— START OF GIVEN INFORMATION —
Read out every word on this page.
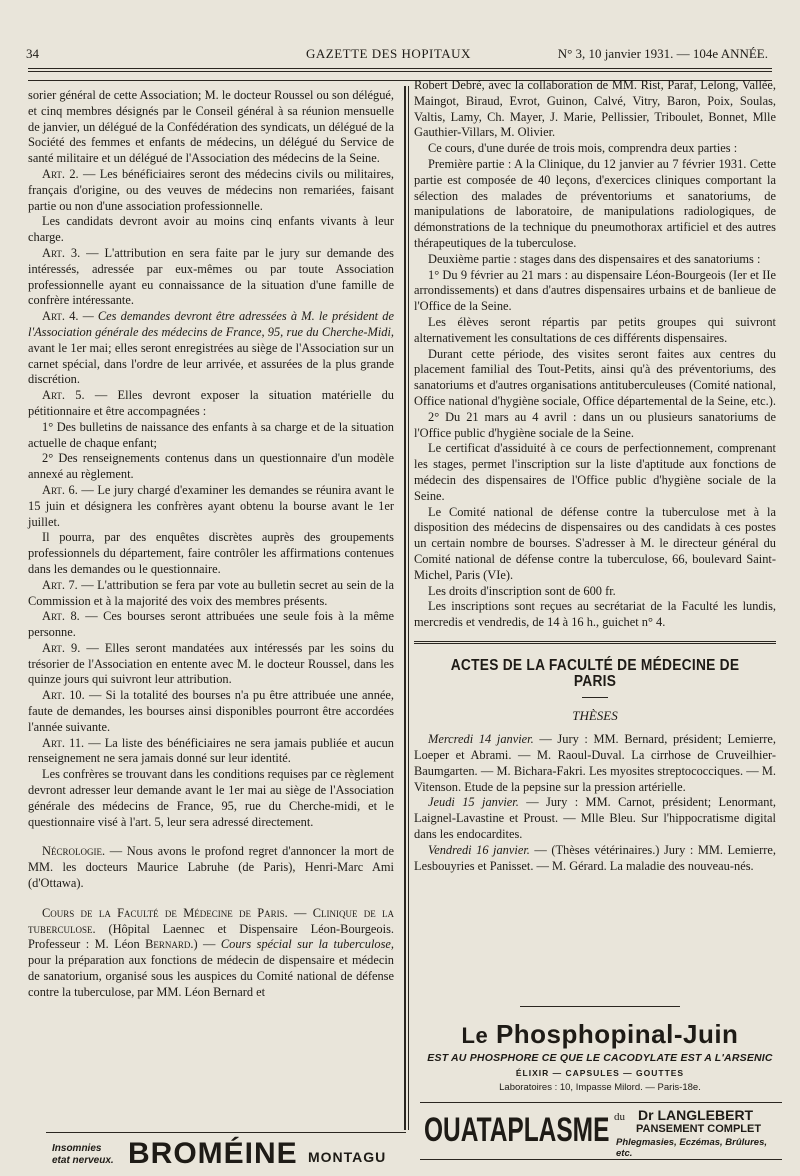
34	GAZETTE DES HOPITAUX	N° 3, 10 janvier 1931. — 104e ANNÉE.

sorier général de cette Association; M. le docteur Roussel ou son délégué, et cinq membres désignés par le Conseil général à sa réunion mensuelle de janvier, un délégué de la Confédération des syndicats, un délégué de la Société des femmes et enfants de médecins, un délégué du Service de santé militaire et un délégué de l'Association des médecins de la Seine.

Art. 2. — Les bénéficiaires seront des médecins civils ou militaires, français d'origine, ou des veuves de médecins non remariées, faisant partie ou non d'une association professionnelle.

Les candidats devront avoir au moins cinq enfants vivants à leur charge.

Art. 3. — L'attribution en sera faite par le jury sur demande des intéressés, adressée par eux-mêmes ou par toute Association professionnelle ayant eu connaissance de la situation d'une famille de confrère intéressante.

Art. 4. — Ces demandes devront être adressées à M. le président de l'Association générale des médecins de France, 95, rue du Cherche-Midi, avant le 1er mai; elles seront enregistrées au siège de l'Association sur un carnet spécial, dans l'ordre de leur arrivée, et assurées de la plus grande discrétion.

Art. 5. — Elles devront exposer la situation matérielle du pétitionnaire et être accompagnées :

1° Des bulletins de naissance des enfants à sa charge et de la situation actuelle de chaque enfant;

2° Des renseignements contenus dans un questionnaire d'un modèle annexé au règlement.

Art. 6. — Le jury chargé d'examiner les demandes se réunira avant le 15 juin et désignera les confrères ayant obtenu la bourse avant le 1er juillet.

Il pourra, par des enquêtes discrètes auprès des groupements professionnels du département, faire contrôler les affirmations contenues dans les demandes ou le questionnaire.

Art. 7. — L'attribution se fera par vote au bulletin secret au sein de la Commission et à la majorité des voix des membres présents.

Art. 8. — Ces bourses seront attribuées une seule fois à la même personne.

Art. 9. — Elles seront mandatées aux intéressés par les soins du trésorier de l'Association en entente avec M. le docteur Roussel, dans les quinze jours qui suivront leur attribution.

Art. 10. — Si la totalité des bourses n'a pu être attribuée une année, faute de demandes, les bourses ainsi disponibles pourront être accordées l'année suivante.

Art. 11. — La liste des bénéficiaires ne sera jamais publiée et aucun renseignement ne sera jamais donné sur leur identité.

Les confrères se trouvant dans les conditions requises par ce règlement devront adresser leur demande avant le 1er mai au siège de l'Association générale des médecins de France, 95, rue du Cherche-midi, et le questionnaire visé à l'art. 5, leur sera adressé directement.

Nécrologie. — Nous avons le profond regret d'annoncer la mort de MM. les docteurs Maurice Labruhe (de Paris), Henri-Marc Ami (d'Ottawa).

Cours de la Faculté de Médecine de Paris. — Clinique de la tuberculose. (Hôpital Laennec et Dispensaire Léon-Bourgeois. Professeur : M. Léon Bernard.) — Cours spécial sur la tuberculose, pour la préparation aux fonctions de médecin de dispensaire et médecin de sanatorium, organisé sous les auspices du Comité national de défense contre la tuberculose, par MM. Léon Bernard et

Robert Debré, avec la collaboration de MM. Rist, Paraf, Lelong, Vallée, Maingot, Biraud, Evrot, Guinon, Calvé, Vitry, Baron, Poix, Soulas, Valtis, Lamy, Ch. Mayer, J. Marie, Pellissier, Triboulet, Bonnet, Mlle Gauthier-Villars, M. Olivier.

Ce cours, d'une durée de trois mois, comprendra deux parties :

Première partie : A la Clinique, du 12 janvier au 7 février 1931. Cette partie est composée de 40 leçons, d'exercices cliniques comportant la sélection des malades de préventoriums et sanatoriums, de manipulations de laboratoire, de manipulations radiologiques, de démonstrations de la technique du pneumothorax artificiel et des autres thérapeutiques de la tuberculose.

Deuxième partie : stages dans des dispensaires et des sanatoriums :

1° Du 9 février au 21 mars : au dispensaire Léon-Bourgeois (Ier et IIe arrondissements) et dans d'autres dispensaires urbains et de banlieue de l'Office de la Seine.

Les élèves seront répartis par petits groupes qui suivront alternativement les consultations de ces différents dispensaires.

Durant cette période, des visites seront faites aux centres du placement familial des Tout-Petits, ainsi qu'à des préventoriums, des sanatoriums et d'autres organisations antituberculeuses (Comité national, Office national d'hygiène sociale, Office départemental de la Seine, etc.).

2° Du 21 mars au 4 avril : dans un ou plusieurs sanatoriums de l'Office public d'hygiène sociale de la Seine.

Le certificat d'assiduité à ce cours de perfectionnement, comprenant les stages, permet l'inscription sur la liste d'aptitude aux fonctions de médecin des dispensaires de l'Office public d'hygiène sociale de la Seine.

Le Comité national de défense contre la tuberculose met à la disposition des médecins de dispensaires ou des candidats à ces postes un certain nombre de bourses. S'adresser à M. le directeur général du Comité national de défense contre la tuberculose, 66, boulevard Saint-Michel, Paris (VIe).

Les droits d'inscription sont de 600 fr.

Les inscriptions sont reçues au secrétariat de la Faculté les lundis, mercredis et vendredis, de 14 à 16 h., guichet n° 4.

ACTES DE LA FACULTÉ DE MÉDECINE DE PARIS
THÈSES

Mercredi 14 janvier. — Jury : MM. Bernard, président; Lemierre, Loeper et Abrami. — M. Raoul-Duval. La cirrhose de Cruveilhier-Baumgarten. — M. Bichara-Fakri. Les myosites streptococciques. — M. Vitenson. Etude de la pepsine sur la pression artérielle.

Jeudi 15 janvier. — Jury : MM. Carnot, président; Lenormant, Laignel-Lavastine et Proust. — Mlle Bleu. Sur l'hippocratisme digital dans les endocardites.

Vendredi 16 janvier. — (Thèses vétérinaires.) Jury : MM. Lemierre, Lesbouyries et Panisset. — M. Gérard. La maladie des nouveau-nés.

Le Phosphopinal-Juin
EST AU PHOSPHORE CE QUE LE CACODYLATE EST A L'ARSENIC
ÉLIXIR — CAPSULES — GOUTTES
Laboratoires : 10, Impasse Milord. — Paris-18e.
OUATAPLASME du Dr LANGLEBERT
PANSEMENT COMPLET
Phlegmasies, Eczémas, Brûlures, etc.
Insomnies
etat nerveux. BROMÉINE MONTAGU
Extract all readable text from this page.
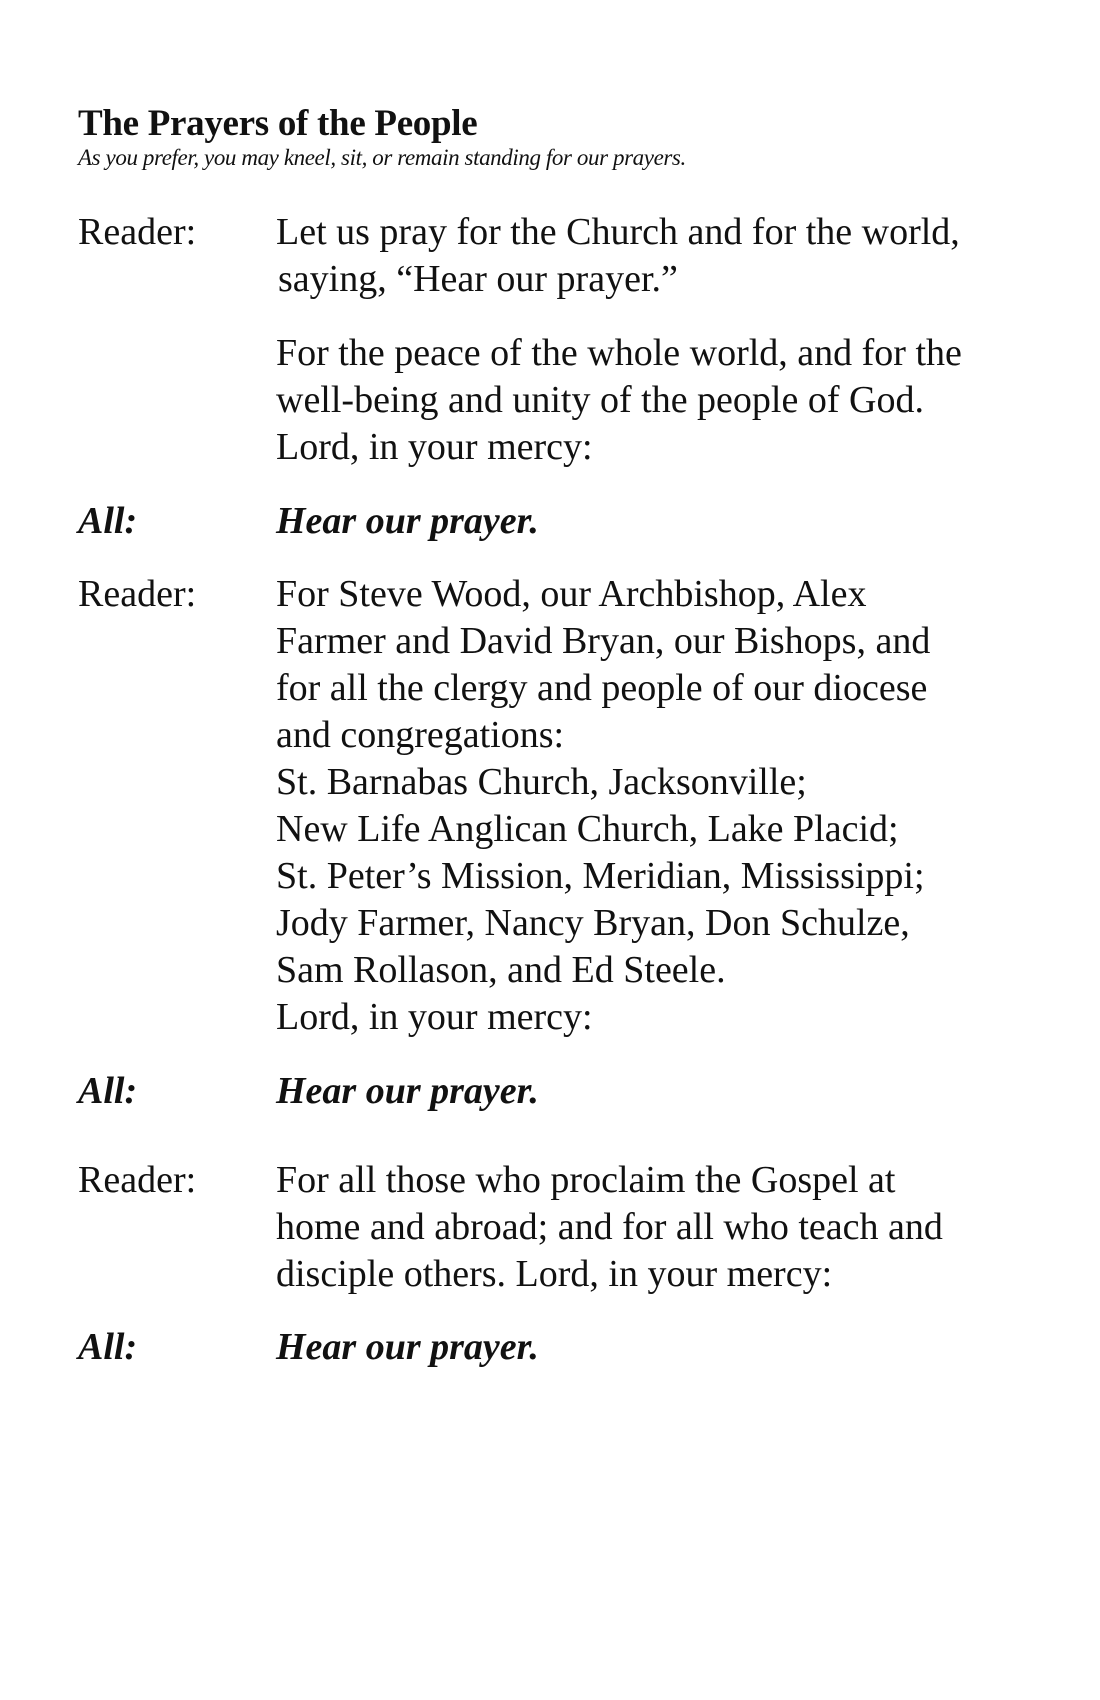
The Prayers of the People

As you prefer, you may kneel, sit, or remain standing for our prayers.

Reader:	Let us pray for the Church and for the world,
saying, “Hear our prayer.”
For the peace of the whole world, and for the
well-being and unity of the people of God.
Lord, in your mercy:
All:	Hear our prayer.
Reader:	For Steve Wood, our Archbishop, Alex
Farmer and David Bryan, our Bishops, and
for all the clergy and people of our diocese
and congregations:
St. Barnabas Church, Jacksonville;
New Life Anglican Church, Lake Placid;
St. Peter’s Mission, Meridian, Mississippi;
Jody Farmer, Nancy Bryan, Don Schulze,
Sam Rollason, and Ed Steele.
Lord, in your mercy:
All:	Hear our prayer.
Reader:	For all those who proclaim the Gospel at
home and abroad; and for all who teach and
disciple others. Lord, in your mercy:
All:	Hear our prayer.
— END OF GIVEN INFORMATION —
WRITTEN REQUEST> Would you set down the listing exactly, omitting pictures?

COMPLETED EXERCISE>
Read out every word on this page.
34	GAZETTE DES HOPITAUX	N° 3, 10 janvier 1931. — 104e ANNÉE.

sorier général de cette Association; M. le docteur Roussel ou son délégué, et cinq membres désignés par le Conseil général à sa réunion mensuelle de janvier, un délégué de la Confédération des syndicats, un délégué de la Société des femmes et enfants de médecins, un délégué du Service de santé militaire et un délégué de l'Association des médecins de la Seine.

Art. 2. — Les bénéficiaires seront des médecins civils ou militaires, français d'origine, ou des veuves de médecins non remariées, faisant partie ou non d'une association professionnelle.

Les candidats devront avoir au moins cinq enfants vivants à leur charge.

Art. 3. — L'attribution en sera faite par le jury sur demande des intéressés, adressée par eux-mêmes ou par toute Association professionnelle ayant eu connaissance de la situation d'une famille de confrère intéressante.

Art. 4. — Ces demandes devront être adressées à M. le président de l'Association générale des médecins de France, 95, rue du Cherche-Midi, avant le 1er mai; elles seront enregistrées au siège de l'Association sur un carnet spécial, dans l'ordre de leur arrivée, et assurées de la plus grande discrétion.

Art. 5. — Elles devront exposer la situation matérielle du pétitionnaire et être accompagnées :

1° Des bulletins de naissance des enfants à sa charge et de la situation actuelle de chaque enfant;

2° Des renseignements contenus dans un questionnaire d'un modèle annexé au règlement.

Art. 6. — Le jury chargé d'examiner les demandes se réunira avant le 15 juin et désignera les confrères ayant obtenu la bourse avant le 1er juillet.

Il pourra, par des enquêtes discrètes auprès des groupements professionnels du département, faire contrôler les affirmations contenues dans les demandes ou le questionnaire.

Art. 7. — L'attribution se fera par vote au bulletin secret au sein de la Commission et à la majorité des voix des membres présents.

Art. 8. — Ces bourses seront attribuées une seule fois à la même personne.

Art. 9. — Elles seront mandatées aux intéressés par les soins du trésorier de l'Association en entente avec M. le docteur Roussel, dans les quinze jours qui suivront leur attribution.

Art. 10. — Si la totalité des bourses n'a pu être attribuée une année, faute de demandes, les bourses ainsi disponibles pourront être accordées l'année suivante.

Art. 11. — La liste des bénéficiaires ne sera jamais publiée et aucun renseignement ne sera jamais donné sur leur identité.

Les confrères se trouvant dans les conditions requises par ce règlement devront adresser leur demande avant le 1er mai au siège de l'Association générale des médecins de France, 95, rue du Cherche-midi, et le questionnaire visé à l'art. 5, leur sera adressé directement.

Nécrologie. — Nous avons le profond regret d'annoncer la mort de MM. les docteurs Maurice Labruhe (de Paris), Henri-Marc Ami (d'Ottawa).

Cours de la Faculté de Médecine de Paris. — Clinique de la tuberculose. (Hôpital Laennec et Dispensaire Léon-Bourgeois. Professeur : M. Léon Bernard.) — Cours spécial sur la tuberculose, pour la préparation aux fonctions de médecin de dispensaire et médecin de sanatorium, organisé sous les auspices du Comité national de défense contre la tuberculose, par MM. Léon Bernard et

Robert Debré, avec la collaboration de MM. Rist, Paraf, Lelong, Vallée, Maingot, Biraud, Evrot, Guinon, Calvé, Vitry, Baron, Poix, Soulas, Valtis, Lamy, Ch. Mayer, J. Marie, Pellissier, Triboulet, Bonnet, Mlle Gauthier-Villars, M. Olivier.

Ce cours, d'une durée de trois mois, comprendra deux parties :

Première partie : A la Clinique, du 12 janvier au 7 février 1931. Cette partie est composée de 40 leçons, d'exercices cliniques comportant la sélection des malades de préventoriums et sanatoriums, de manipulations de laboratoire, de manipulations radiologiques, de démonstrations de la technique du pneumothorax artificiel et des autres thérapeutiques de la tuberculose.

Deuxième partie : stages dans des dispensaires et des sanatoriums :

1° Du 9 février au 21 mars : au dispensaire Léon-Bourgeois (Ier et IIe arrondissements) et dans d'autres dispensaires urbains et de banlieue de l'Office de la Seine.

Les élèves seront répartis par petits groupes qui suivront alternativement les consultations de ces différents dispensaires.

Durant cette période, des visites seront faites aux centres du placement familial des Tout-Petits, ainsi qu'à des préventoriums, des sanatoriums et d'autres organisations antituberculeuses (Comité national, Office national d'hygiène sociale, Office départemental de la Seine, etc.).

2° Du 21 mars au 4 avril : dans un ou plusieurs sanatoriums de l'Office public d'hygiène sociale de la Seine.

Le certificat d'assiduité à ce cours de perfectionnement, comprenant les stages, permet l'inscription sur la liste d'aptitude aux fonctions de médecin des dispensaires de l'Office public d'hygiène sociale de la Seine.

Le Comité national de défense contre la tuberculose met à la disposition des médecins de dispensaires ou des candidats à ces postes un certain nombre de bourses. S'adresser à M. le directeur général du Comité national de défense contre la tuberculose, 66, boulevard Saint-Michel, Paris (VIe).

Les droits d'inscription sont de 600 fr.

Les inscriptions sont reçues au secrétariat de la Faculté les lundis, mercredis et vendredis, de 14 à 16 h., guichet n° 4.

ACTES DE LA FACULTÉ DE MÉDECINE DE PARIS
THÈSES

Mercredi 14 janvier. — Jury : MM. Bernard, président; Lemierre, Loeper et Abrami. — M. Raoul-Duval. La cirrhose de Cruveilhier-Baumgarten. — M. Bichara-Fakri. Les myosites streptococciques. — M. Vitenson. Etude de la pepsine sur la pression artérielle.

Jeudi 15 janvier. — Jury : MM. Carnot, président; Lenormant, Laignel-Lavastine et Proust. — Mlle Bleu. Sur l'hippocratisme digital dans les endocardites.

Vendredi 16 janvier. — (Thèses vétérinaires.) Jury : MM. Lemierre, Lesbouyries et Panisset. — M. Gérard. La maladie des nouveau-nés.

Le Phosphopinal-Juin
EST AU PHOSPHORE CE QUE LE CACODYLATE EST A L'ARSENIC
ÉLIXIR — CAPSULES — GOUTTES
Laboratoires : 10, Impasse Milord. — Paris-18e.
OUATAPLASME du Dr LANGLEBERT
PANSEMENT COMPLET
Phlegmasies, Eczémas, Brûlures, etc.
Insomnies
etat nerveux. BROMÉINE MONTAGU
Extract all readable text from this page.
The Prayers of the People

As you prefer, you may kneel, sit, or remain standing for our prayers.

Reader:	Let us pray for the Church and for the world,
saying, “Hear our prayer.”
For the peace of the whole world, and for the
well-being and unity of the people of God.
Lord, in your mercy:
All:	Hear our prayer.
Reader:	For Steve Wood, our Archbishop, Alex
Farmer and David Bryan, our Bishops, and
for all the clergy and people of our diocese
and congregations:
St. Barnabas Church, Jacksonville;
New Life Anglican Church, Lake Placid;
St. Peter’s Mission, Meridian, Mississippi;
Jody Farmer, Nancy Bryan, Don Schulze,
Sam Rollason, and Ed Steele.
Lord, in your mercy:
All:	Hear our prayer.
Reader:	For all those who proclaim the Gospel at
home and abroad; and for all who teach and
disciple others. Lord, in your mercy:
All:	Hear our prayer.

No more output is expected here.